— Instructions to follow —
Repeat the entries that follow verbatim, without any of their pictures.

— Stored records —
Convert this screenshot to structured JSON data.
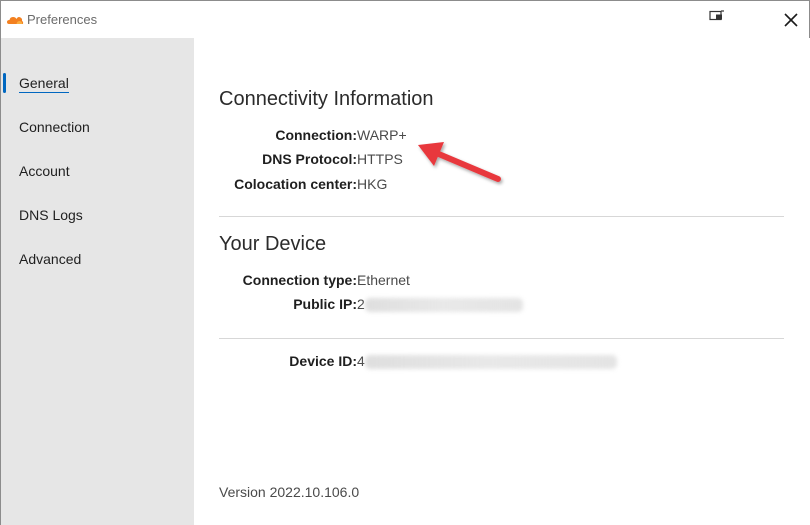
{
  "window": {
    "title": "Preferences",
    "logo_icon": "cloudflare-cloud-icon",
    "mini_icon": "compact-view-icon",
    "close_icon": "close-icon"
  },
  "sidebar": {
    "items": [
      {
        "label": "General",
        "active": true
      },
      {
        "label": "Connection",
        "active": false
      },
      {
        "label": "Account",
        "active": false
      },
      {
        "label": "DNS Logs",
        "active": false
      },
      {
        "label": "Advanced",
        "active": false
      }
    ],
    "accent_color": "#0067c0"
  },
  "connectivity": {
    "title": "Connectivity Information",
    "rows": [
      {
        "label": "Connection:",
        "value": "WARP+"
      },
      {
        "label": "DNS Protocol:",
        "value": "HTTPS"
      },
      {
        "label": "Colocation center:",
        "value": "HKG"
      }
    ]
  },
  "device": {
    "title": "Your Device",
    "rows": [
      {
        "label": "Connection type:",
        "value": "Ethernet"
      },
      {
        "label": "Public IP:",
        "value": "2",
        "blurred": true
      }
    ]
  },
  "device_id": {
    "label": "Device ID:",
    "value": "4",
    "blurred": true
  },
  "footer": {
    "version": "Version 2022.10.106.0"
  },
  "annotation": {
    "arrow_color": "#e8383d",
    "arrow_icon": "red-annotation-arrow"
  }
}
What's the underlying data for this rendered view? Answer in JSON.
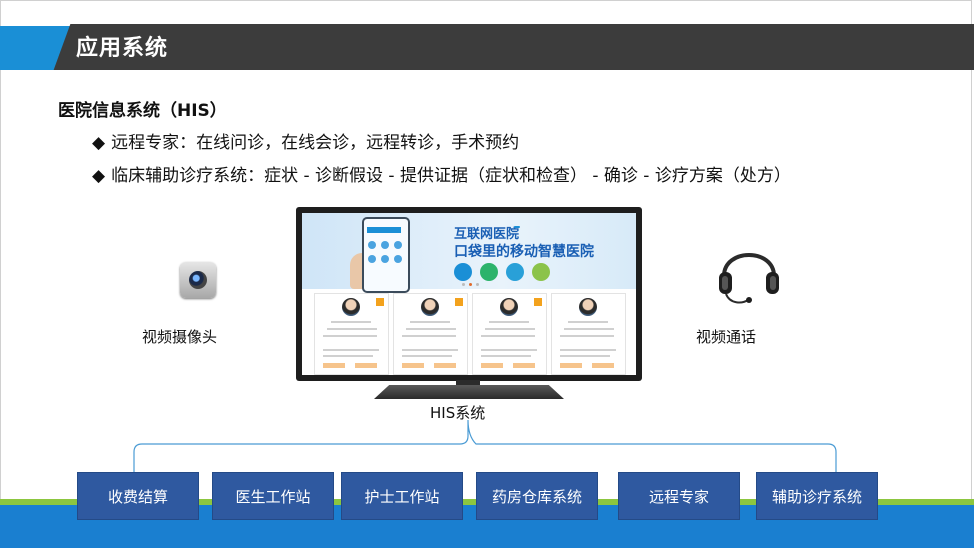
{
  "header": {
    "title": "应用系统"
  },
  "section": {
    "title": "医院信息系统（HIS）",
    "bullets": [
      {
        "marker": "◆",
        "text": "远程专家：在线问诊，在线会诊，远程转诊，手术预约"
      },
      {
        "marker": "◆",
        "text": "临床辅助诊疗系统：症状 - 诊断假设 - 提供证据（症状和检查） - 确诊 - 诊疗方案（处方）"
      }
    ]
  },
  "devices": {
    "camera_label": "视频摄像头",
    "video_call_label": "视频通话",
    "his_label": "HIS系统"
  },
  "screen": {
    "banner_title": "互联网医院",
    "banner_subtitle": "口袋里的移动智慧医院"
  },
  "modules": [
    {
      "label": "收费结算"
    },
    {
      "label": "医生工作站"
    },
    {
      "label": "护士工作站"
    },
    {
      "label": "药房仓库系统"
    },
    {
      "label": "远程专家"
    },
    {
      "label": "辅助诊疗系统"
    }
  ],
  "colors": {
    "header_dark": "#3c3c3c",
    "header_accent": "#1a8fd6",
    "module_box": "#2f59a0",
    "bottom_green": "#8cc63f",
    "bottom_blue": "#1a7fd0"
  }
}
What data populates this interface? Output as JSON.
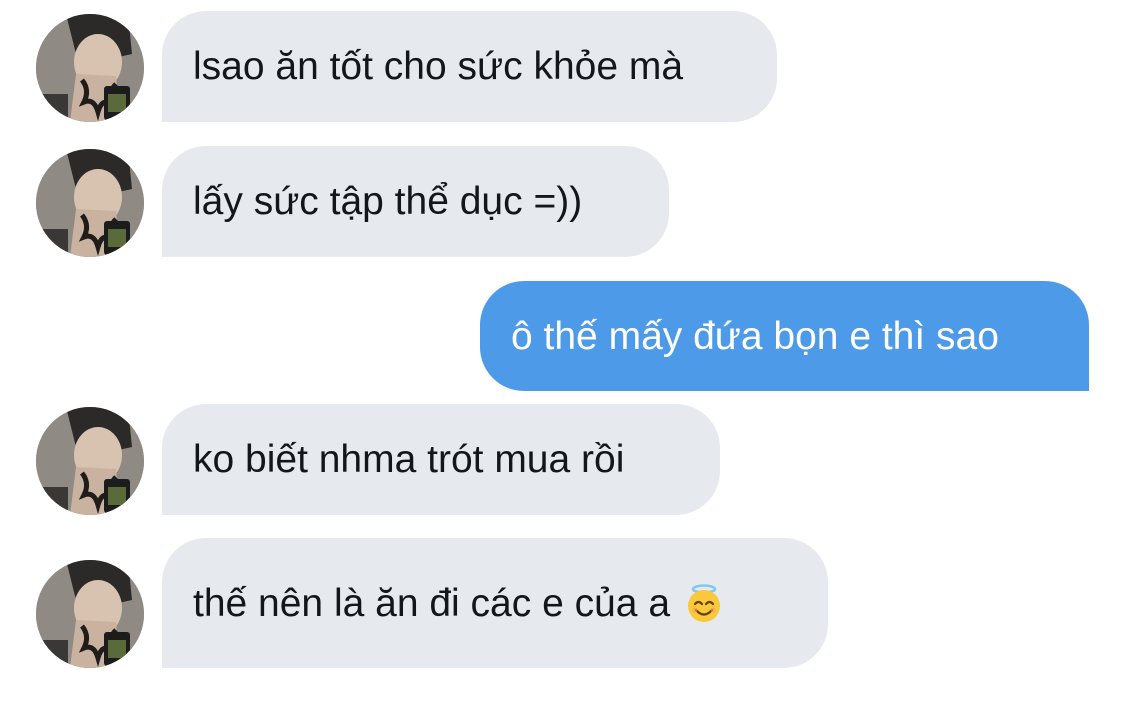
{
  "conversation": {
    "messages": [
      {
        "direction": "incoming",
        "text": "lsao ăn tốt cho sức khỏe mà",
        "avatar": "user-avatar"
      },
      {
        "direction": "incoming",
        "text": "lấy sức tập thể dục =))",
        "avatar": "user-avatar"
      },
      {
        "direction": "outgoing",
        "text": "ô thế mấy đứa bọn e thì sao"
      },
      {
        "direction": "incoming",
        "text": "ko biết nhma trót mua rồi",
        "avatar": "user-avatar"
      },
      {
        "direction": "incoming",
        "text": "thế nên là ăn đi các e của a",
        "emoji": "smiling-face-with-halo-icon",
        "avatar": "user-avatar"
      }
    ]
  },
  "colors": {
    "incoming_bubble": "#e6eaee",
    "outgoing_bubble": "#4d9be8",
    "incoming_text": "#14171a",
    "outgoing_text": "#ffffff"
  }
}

— Answer to the problem —
Convert this screenshot to structured JSON data.
{
  "window": {
    "title": "Preferences",
    "logo_icon": "cloudflare-cloud-icon",
    "mini_icon": "compact-view-icon",
    "close_icon": "close-icon"
  },
  "sidebar": {
    "items": [
      {
        "label": "General",
        "active": true
      },
      {
        "label": "Connection",
        "active": false
      },
      {
        "label": "Account",
        "active": false
      },
      {
        "label": "DNS Logs",
        "active": false
      },
      {
        "label": "Advanced",
        "active": false
      }
    ],
    "accent_color": "#0067c0"
  },
  "connectivity": {
    "title": "Connectivity Information",
    "rows": [
      {
        "label": "Connection:",
        "value": "WARP+"
      },
      {
        "label": "DNS Protocol:",
        "value": "HTTPS"
      },
      {
        "label": "Colocation center:",
        "value": "HKG"
      }
    ]
  },
  "device": {
    "title": "Your Device",
    "rows": [
      {
        "label": "Connection type:",
        "value": "Ethernet"
      },
      {
        "label": "Public IP:",
        "value": "2",
        "blurred": true
      }
    ]
  },
  "device_id": {
    "label": "Device ID:",
    "value": "4",
    "blurred": true
  },
  "footer": {
    "version": "Version 2022.10.106.0"
  },
  "annotation": {
    "arrow_color": "#e8383d",
    "arrow_icon": "red-annotation-arrow"
  }
}
What's the underlying data for this rendered view? Answer in JSON.
{
  "header": {
    "title": "应用系统"
  },
  "section": {
    "title": "医院信息系统（HIS）",
    "bullets": [
      {
        "marker": "◆",
        "text": "远程专家：在线问诊，在线会诊，远程转诊，手术预约"
      },
      {
        "marker": "◆",
        "text": "临床辅助诊疗系统：症状 - 诊断假设 - 提供证据（症状和检查） - 确诊 - 诊疗方案（处方）"
      }
    ]
  },
  "devices": {
    "camera_label": "视频摄像头",
    "video_call_label": "视频通话",
    "his_label": "HIS系统"
  },
  "screen": {
    "banner_title": "互联网医院",
    "banner_subtitle": "口袋里的移动智慧医院"
  },
  "modules": [
    {
      "label": "收费结算"
    },
    {
      "label": "医生工作站"
    },
    {
      "label": "护士工作站"
    },
    {
      "label": "药房仓库系统"
    },
    {
      "label": "远程专家"
    },
    {
      "label": "辅助诊疗系统"
    }
  ],
  "colors": {
    "header_dark": "#3c3c3c",
    "header_accent": "#1a8fd6",
    "module_box": "#2f59a0",
    "bottom_green": "#8cc63f",
    "bottom_blue": "#1a7fd0"
  }
}
What data populates this interface? Output as JSON.
{
  "conversation": {
    "messages": [
      {
        "direction": "incoming",
        "text": "lsao ăn tốt cho sức khỏe mà",
        "avatar": "user-avatar"
      },
      {
        "direction": "incoming",
        "text": "lấy sức tập thể dục =))",
        "avatar": "user-avatar"
      },
      {
        "direction": "outgoing",
        "text": "ô thế mấy đứa bọn e thì sao"
      },
      {
        "direction": "incoming",
        "text": "ko biết nhma trót mua rồi",
        "avatar": "user-avatar"
      },
      {
        "direction": "incoming",
        "text": "thế nên là ăn đi các e của a",
        "emoji": "smiling-face-with-halo-icon",
        "avatar": "user-avatar"
      }
    ]
  },
  "colors": {
    "incoming_bubble": "#e6eaee",
    "outgoing_bubble": "#4d9be8",
    "incoming_text": "#14171a",
    "outgoing_text": "#ffffff"
  }
}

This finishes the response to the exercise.